GIVEN TASK -> Your task is to return, word for word, only the lines from the line with "Extract all readable text from this page." through the close of the data. Exclude all pictures.

--- BEGIN ---

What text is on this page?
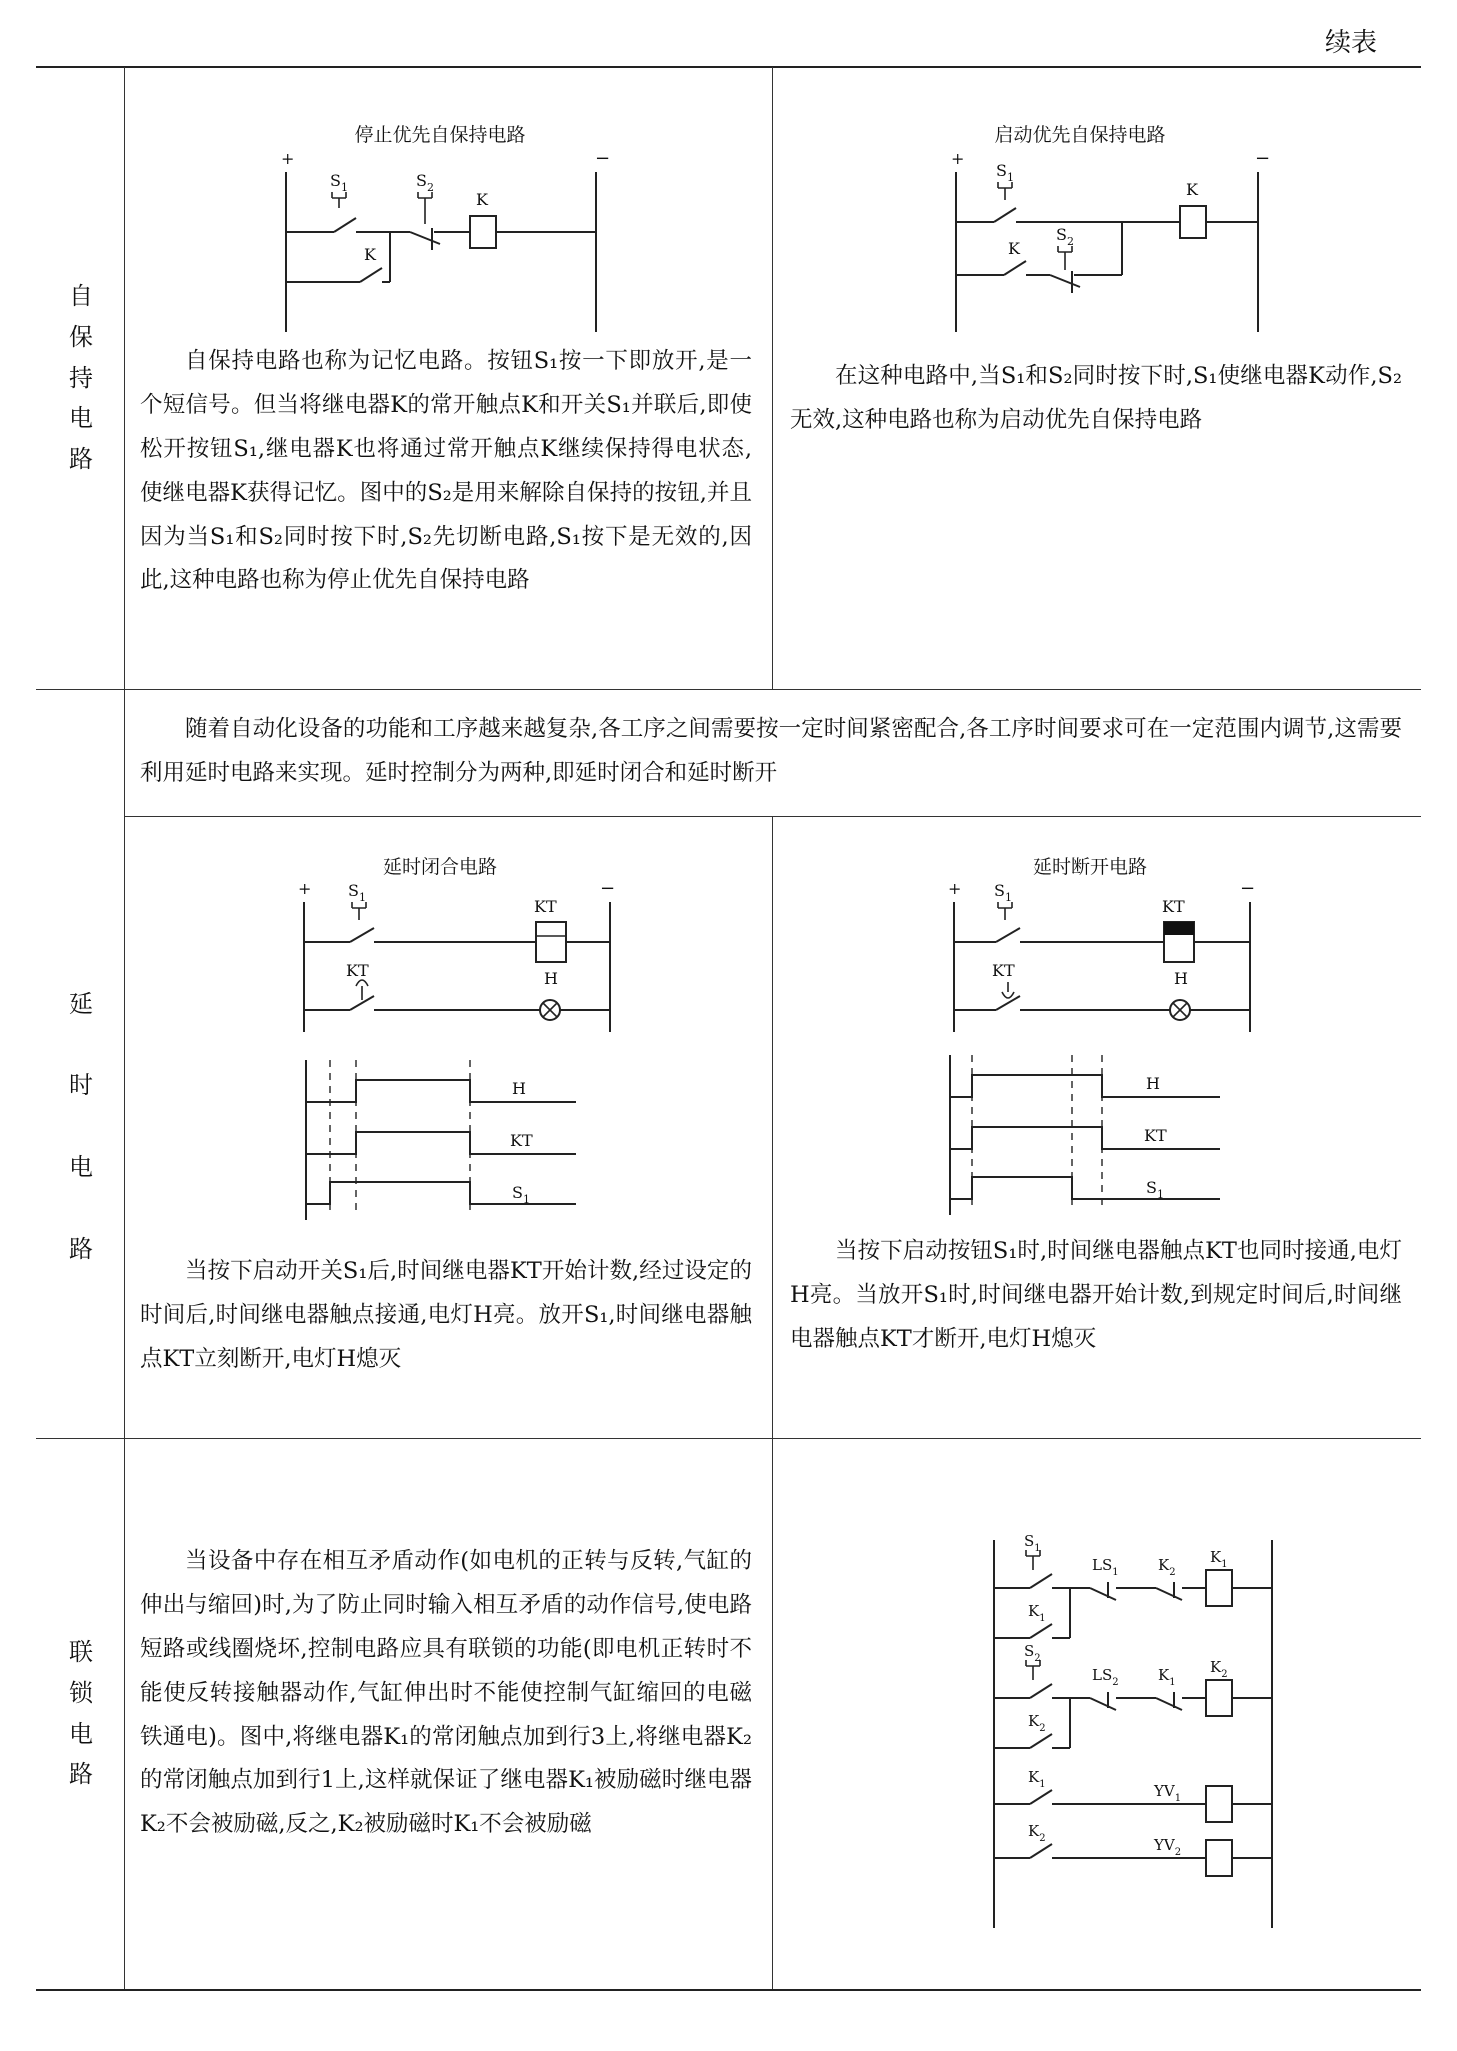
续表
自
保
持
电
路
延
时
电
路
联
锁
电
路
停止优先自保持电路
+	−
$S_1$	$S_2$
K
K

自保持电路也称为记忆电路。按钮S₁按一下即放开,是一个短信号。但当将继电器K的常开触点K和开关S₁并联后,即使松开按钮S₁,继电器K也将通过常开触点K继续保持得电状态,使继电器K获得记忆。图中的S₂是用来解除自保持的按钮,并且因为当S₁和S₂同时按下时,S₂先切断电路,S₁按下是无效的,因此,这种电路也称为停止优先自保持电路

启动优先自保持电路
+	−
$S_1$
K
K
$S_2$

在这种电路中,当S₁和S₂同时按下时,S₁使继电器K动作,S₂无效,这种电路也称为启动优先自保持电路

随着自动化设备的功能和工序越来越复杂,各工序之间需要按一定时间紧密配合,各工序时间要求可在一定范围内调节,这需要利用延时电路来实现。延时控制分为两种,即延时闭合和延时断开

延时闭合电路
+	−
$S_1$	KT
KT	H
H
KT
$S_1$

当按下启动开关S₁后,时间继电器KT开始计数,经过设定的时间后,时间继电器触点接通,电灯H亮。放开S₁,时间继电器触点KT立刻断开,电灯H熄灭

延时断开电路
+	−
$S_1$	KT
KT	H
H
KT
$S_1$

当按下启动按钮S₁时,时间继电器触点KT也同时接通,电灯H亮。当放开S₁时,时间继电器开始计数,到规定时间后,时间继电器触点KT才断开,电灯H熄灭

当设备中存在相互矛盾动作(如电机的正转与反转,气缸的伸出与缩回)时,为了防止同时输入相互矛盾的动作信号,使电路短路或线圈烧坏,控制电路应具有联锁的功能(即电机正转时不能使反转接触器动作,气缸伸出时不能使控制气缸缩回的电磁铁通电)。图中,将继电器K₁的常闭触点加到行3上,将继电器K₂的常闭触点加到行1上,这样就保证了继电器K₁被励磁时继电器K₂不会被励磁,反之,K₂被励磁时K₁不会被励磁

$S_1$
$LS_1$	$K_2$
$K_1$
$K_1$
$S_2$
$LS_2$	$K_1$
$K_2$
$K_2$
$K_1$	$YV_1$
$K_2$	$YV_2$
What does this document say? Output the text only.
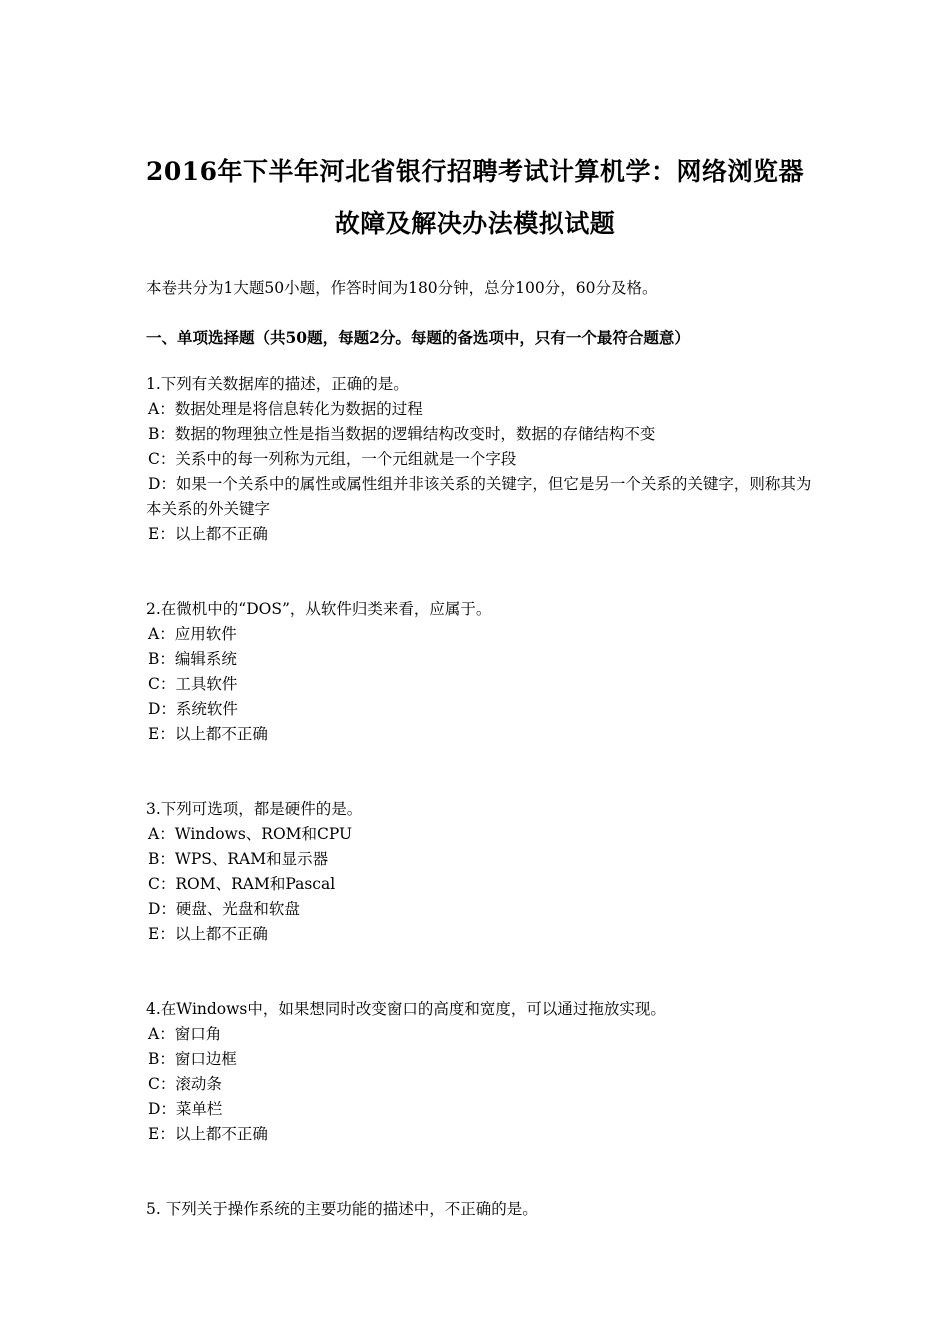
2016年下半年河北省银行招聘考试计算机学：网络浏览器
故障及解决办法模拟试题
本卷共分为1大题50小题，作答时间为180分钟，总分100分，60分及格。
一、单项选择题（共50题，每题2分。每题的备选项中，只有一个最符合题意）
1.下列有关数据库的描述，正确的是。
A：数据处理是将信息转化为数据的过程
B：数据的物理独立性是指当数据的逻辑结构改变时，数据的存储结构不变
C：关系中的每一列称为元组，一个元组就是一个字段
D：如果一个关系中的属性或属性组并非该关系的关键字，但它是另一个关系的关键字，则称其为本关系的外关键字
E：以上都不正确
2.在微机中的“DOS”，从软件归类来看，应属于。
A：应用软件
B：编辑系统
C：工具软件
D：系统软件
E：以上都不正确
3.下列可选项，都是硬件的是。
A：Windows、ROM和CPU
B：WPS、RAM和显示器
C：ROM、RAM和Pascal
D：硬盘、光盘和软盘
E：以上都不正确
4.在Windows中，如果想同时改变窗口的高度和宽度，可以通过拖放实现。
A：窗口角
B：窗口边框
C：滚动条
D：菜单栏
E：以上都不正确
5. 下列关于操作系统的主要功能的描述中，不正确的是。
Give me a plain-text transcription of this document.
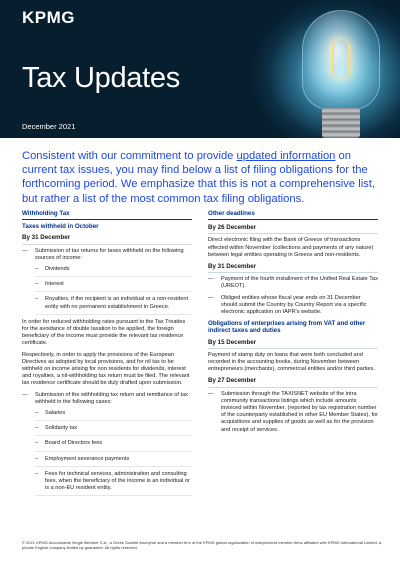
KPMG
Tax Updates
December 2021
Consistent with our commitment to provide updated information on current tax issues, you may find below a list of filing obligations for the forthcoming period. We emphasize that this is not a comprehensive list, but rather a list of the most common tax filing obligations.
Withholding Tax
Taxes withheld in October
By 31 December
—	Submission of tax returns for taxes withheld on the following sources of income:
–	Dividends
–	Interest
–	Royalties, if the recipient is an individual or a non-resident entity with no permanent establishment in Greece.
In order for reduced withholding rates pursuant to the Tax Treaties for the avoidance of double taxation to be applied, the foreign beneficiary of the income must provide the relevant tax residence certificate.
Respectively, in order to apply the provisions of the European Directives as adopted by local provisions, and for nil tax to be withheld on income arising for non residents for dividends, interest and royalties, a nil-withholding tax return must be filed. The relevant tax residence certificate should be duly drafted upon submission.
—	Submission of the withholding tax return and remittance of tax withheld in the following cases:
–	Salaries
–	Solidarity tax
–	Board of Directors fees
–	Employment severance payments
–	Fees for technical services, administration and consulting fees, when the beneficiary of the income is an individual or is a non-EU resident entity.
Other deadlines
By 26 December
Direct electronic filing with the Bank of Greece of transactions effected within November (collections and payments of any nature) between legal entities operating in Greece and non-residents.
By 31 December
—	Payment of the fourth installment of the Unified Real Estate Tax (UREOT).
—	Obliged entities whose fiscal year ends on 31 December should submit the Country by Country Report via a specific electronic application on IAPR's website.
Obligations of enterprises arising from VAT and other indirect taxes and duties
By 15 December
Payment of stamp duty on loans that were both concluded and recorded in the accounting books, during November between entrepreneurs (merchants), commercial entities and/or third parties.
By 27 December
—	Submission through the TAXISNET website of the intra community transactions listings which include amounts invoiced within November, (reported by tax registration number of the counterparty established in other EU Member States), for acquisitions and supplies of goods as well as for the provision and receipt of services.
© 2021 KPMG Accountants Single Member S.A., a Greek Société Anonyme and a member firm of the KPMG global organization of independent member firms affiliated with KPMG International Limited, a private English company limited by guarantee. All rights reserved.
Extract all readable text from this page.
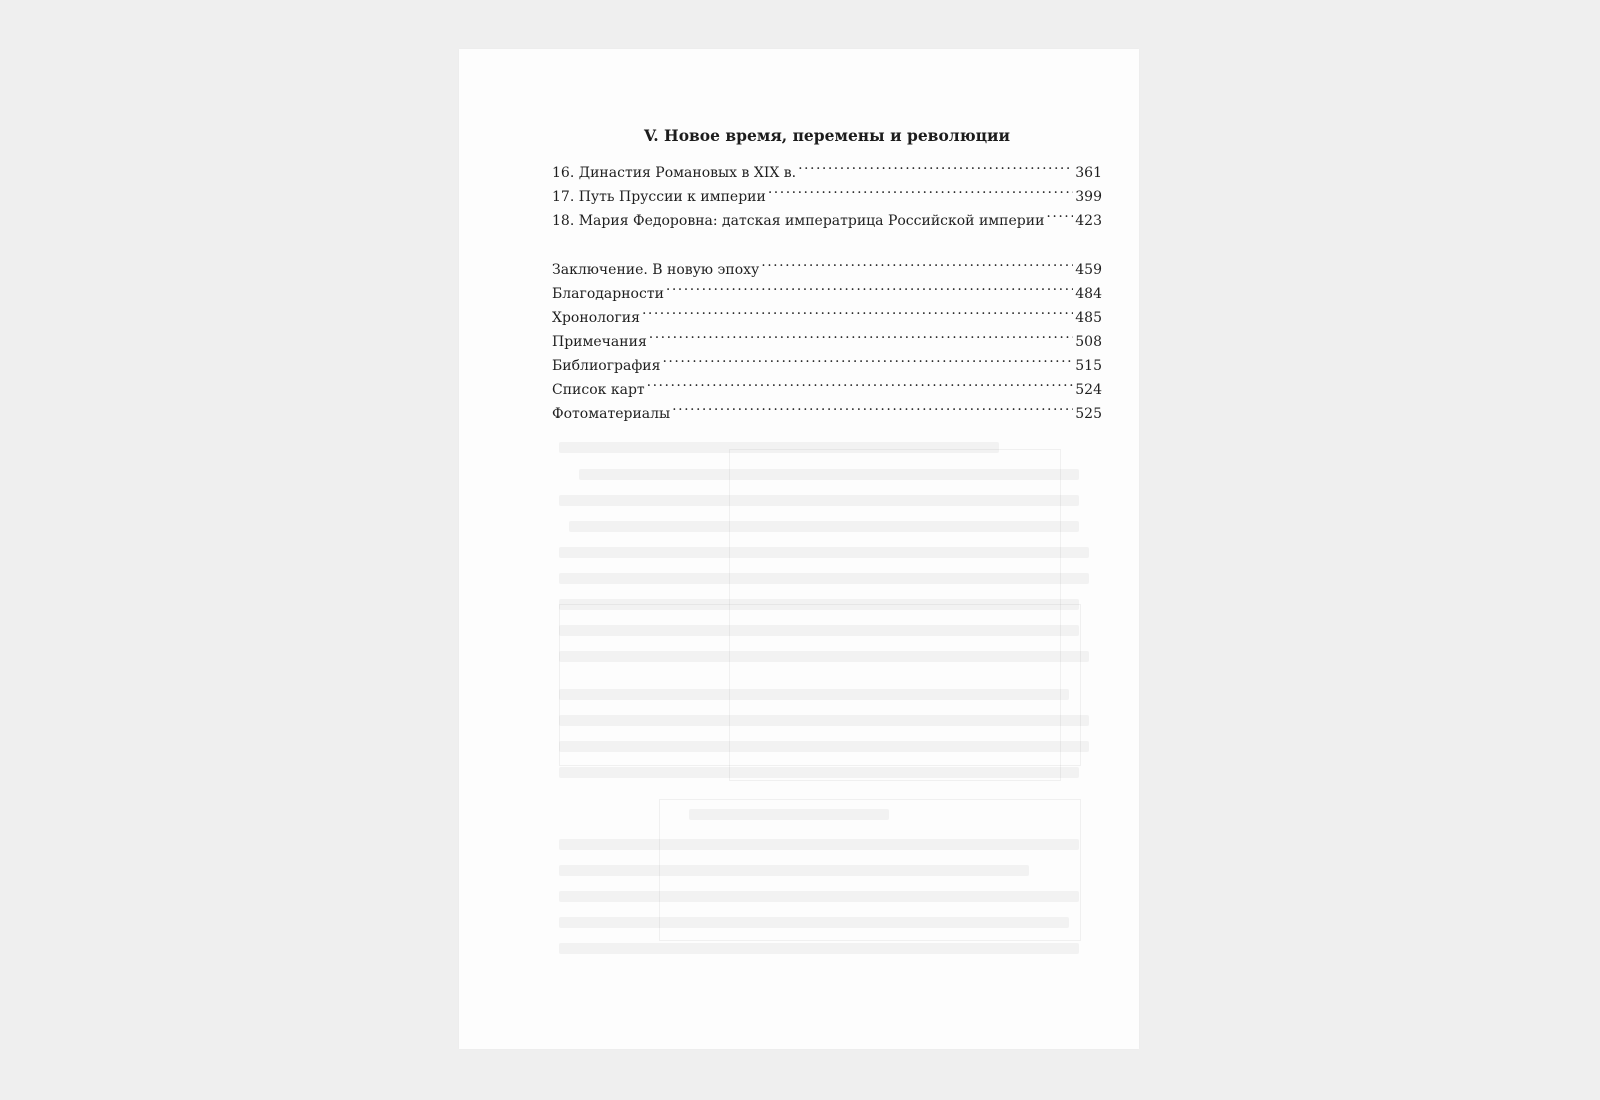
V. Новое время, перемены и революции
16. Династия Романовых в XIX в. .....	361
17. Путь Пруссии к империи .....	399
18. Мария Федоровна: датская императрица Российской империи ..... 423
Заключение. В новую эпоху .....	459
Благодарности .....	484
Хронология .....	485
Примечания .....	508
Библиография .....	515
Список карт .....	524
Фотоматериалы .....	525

--- END ---

RESPONSE TO THE TASK ->
Extract all readable text from this page.
V. Новое время, перемены и революции
16. Династия Романовых в XIX в. .....	361
17. Путь Пруссии к империи .....	399
18. Мария Федоровна: датская императрица Российской империи ..... 423
Заключение. В новую эпоху .....	459
Благодарности .....	484
Хронология .....	485
Примечания .....	508
Библиография .....	515
Список карт .....	524
Фотоматериалы .....	525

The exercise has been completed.